Dataset listings of figures
::::::
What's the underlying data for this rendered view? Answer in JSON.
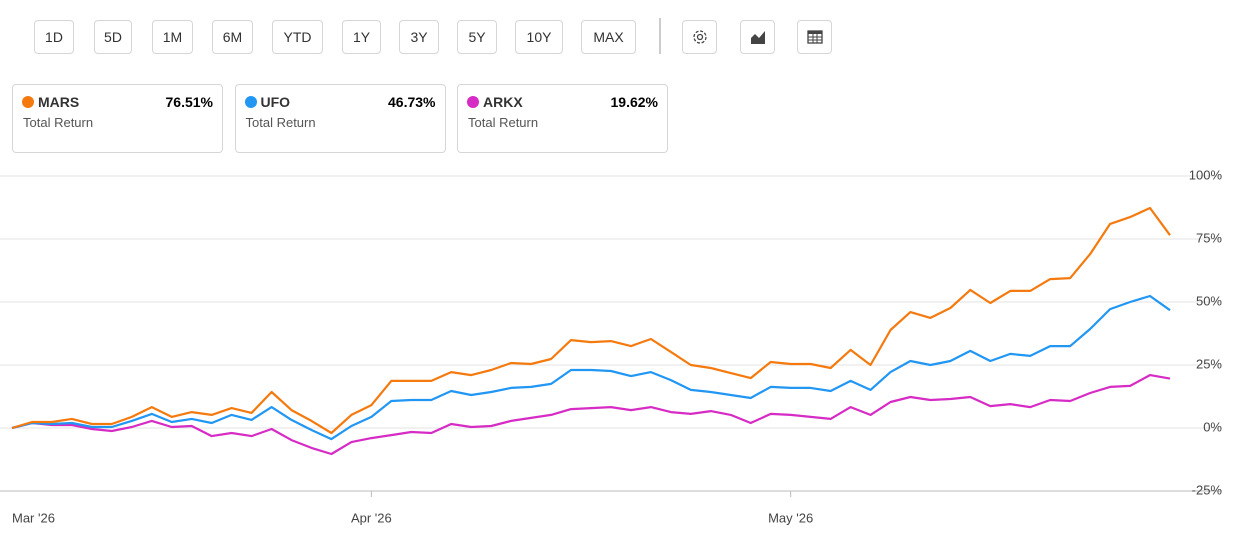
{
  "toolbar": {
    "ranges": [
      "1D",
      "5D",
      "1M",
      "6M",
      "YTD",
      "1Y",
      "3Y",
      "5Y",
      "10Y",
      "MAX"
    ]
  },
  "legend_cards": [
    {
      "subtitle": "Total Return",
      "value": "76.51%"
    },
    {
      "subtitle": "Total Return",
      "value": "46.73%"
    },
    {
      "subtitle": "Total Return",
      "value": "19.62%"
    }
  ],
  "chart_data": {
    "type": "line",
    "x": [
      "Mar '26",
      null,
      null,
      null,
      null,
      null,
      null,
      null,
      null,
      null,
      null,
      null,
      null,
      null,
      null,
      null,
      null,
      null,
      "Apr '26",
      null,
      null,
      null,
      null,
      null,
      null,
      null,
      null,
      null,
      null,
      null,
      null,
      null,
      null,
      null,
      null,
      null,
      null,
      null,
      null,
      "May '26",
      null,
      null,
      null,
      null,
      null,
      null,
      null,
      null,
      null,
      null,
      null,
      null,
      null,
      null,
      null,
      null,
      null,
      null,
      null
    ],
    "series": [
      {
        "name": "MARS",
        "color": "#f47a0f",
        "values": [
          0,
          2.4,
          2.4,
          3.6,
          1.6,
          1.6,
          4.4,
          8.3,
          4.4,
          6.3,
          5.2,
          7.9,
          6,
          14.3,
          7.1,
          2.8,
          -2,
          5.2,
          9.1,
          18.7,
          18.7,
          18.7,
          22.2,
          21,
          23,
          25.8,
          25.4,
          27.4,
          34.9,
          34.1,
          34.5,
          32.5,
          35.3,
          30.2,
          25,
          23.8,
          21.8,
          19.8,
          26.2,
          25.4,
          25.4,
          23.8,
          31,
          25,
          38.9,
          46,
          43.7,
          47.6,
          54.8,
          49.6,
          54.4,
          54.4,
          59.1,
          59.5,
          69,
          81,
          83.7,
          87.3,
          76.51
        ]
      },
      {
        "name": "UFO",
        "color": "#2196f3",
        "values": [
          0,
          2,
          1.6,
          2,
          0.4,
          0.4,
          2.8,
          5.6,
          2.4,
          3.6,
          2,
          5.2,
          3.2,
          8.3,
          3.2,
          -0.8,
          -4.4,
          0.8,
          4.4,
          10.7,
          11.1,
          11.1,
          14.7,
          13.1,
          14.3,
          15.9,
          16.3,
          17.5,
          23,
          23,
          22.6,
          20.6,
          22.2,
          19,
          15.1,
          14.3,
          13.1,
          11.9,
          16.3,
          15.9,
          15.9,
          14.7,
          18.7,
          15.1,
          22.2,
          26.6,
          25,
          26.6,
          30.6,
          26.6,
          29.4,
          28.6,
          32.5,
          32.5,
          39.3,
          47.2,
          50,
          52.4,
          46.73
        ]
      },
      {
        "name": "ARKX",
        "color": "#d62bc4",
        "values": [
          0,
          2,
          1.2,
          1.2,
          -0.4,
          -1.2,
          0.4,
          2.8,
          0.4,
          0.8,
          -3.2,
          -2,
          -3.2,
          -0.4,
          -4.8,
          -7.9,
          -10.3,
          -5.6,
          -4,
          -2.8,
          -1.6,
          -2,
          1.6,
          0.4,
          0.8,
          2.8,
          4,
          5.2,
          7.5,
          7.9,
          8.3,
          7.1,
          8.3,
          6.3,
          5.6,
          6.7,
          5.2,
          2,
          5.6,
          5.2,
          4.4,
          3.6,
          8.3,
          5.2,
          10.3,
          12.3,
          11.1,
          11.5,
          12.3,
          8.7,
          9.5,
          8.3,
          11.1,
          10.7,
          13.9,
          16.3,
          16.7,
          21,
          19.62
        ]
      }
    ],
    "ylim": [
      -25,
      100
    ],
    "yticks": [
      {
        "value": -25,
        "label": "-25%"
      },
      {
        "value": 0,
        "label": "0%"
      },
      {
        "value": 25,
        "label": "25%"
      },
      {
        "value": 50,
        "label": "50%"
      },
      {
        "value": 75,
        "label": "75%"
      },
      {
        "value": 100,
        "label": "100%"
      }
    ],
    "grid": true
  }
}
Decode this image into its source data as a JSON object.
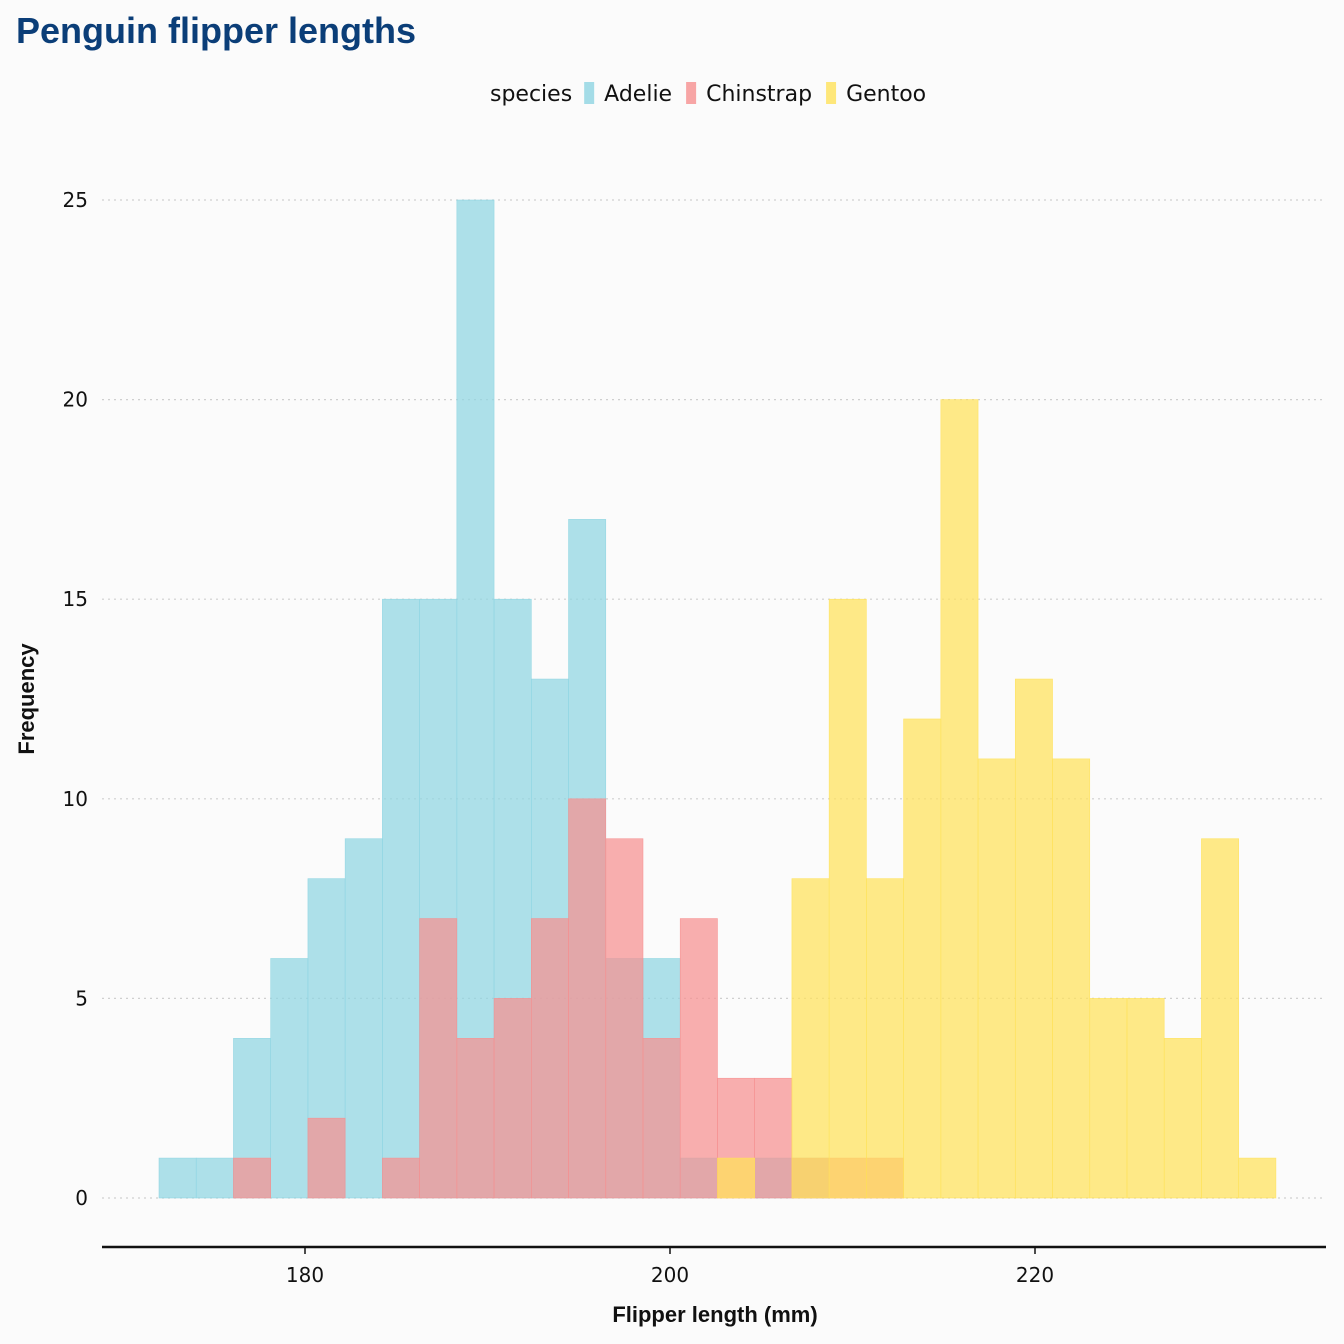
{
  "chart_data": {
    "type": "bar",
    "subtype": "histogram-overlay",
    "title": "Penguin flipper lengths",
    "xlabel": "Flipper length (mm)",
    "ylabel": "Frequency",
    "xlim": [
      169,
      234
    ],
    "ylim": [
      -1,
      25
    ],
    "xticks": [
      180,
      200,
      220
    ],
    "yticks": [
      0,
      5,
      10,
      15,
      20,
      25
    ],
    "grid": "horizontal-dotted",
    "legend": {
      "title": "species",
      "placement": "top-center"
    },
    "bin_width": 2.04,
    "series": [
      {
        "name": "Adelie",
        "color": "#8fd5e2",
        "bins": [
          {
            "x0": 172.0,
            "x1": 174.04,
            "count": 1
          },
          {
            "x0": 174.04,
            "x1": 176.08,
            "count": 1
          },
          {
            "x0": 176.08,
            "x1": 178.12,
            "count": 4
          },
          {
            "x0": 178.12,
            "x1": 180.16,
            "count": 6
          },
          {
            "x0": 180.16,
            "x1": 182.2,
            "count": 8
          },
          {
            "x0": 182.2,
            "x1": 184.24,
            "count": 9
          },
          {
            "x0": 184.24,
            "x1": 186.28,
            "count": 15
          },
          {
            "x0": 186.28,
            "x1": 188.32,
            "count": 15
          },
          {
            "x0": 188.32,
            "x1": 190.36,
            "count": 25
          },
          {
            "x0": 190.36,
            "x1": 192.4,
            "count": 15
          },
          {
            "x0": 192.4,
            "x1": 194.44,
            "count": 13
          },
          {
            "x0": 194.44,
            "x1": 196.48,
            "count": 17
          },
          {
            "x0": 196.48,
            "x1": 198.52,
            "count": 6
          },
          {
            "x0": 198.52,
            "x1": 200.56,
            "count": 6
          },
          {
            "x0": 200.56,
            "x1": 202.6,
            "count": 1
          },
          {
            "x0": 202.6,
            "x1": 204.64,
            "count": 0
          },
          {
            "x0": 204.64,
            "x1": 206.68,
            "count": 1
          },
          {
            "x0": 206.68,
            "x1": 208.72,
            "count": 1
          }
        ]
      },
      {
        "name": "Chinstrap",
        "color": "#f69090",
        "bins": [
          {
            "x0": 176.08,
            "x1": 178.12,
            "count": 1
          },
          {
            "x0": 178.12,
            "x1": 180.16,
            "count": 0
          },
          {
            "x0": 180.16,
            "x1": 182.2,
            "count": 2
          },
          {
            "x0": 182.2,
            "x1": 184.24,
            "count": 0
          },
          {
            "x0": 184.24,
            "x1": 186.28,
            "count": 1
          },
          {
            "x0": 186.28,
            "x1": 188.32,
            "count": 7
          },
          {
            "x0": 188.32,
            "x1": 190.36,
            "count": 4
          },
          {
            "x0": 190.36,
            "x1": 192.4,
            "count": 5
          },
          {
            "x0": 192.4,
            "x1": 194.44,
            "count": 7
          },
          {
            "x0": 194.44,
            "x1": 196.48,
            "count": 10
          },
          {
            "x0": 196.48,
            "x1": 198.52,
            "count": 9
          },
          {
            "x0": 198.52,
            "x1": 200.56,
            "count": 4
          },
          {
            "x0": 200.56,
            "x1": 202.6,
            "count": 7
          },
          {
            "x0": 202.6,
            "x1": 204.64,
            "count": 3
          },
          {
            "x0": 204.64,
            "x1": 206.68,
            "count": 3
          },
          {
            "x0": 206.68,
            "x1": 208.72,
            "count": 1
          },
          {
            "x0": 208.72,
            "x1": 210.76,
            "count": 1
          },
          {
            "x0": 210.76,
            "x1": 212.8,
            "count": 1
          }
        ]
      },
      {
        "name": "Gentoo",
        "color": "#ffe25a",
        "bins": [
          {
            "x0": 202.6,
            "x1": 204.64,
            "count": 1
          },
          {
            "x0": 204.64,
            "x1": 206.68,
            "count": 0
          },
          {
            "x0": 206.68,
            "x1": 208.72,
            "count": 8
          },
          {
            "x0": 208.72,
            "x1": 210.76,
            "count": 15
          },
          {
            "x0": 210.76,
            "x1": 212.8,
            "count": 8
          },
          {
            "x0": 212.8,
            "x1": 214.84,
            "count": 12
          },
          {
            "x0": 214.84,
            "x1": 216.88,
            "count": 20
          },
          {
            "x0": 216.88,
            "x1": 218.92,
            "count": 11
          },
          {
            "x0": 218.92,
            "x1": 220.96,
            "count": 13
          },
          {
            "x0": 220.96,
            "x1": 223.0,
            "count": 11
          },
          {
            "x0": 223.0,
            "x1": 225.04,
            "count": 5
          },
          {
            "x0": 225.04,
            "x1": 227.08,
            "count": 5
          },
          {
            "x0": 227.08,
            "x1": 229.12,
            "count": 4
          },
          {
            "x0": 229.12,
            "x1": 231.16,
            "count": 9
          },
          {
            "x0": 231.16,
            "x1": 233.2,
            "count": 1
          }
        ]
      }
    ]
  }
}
::::::
Go through the listing above and list every line that has the word "this".

What's the underlying data for this rendered view? Answer in JSON.
Decode this image into its source data as a JSON object.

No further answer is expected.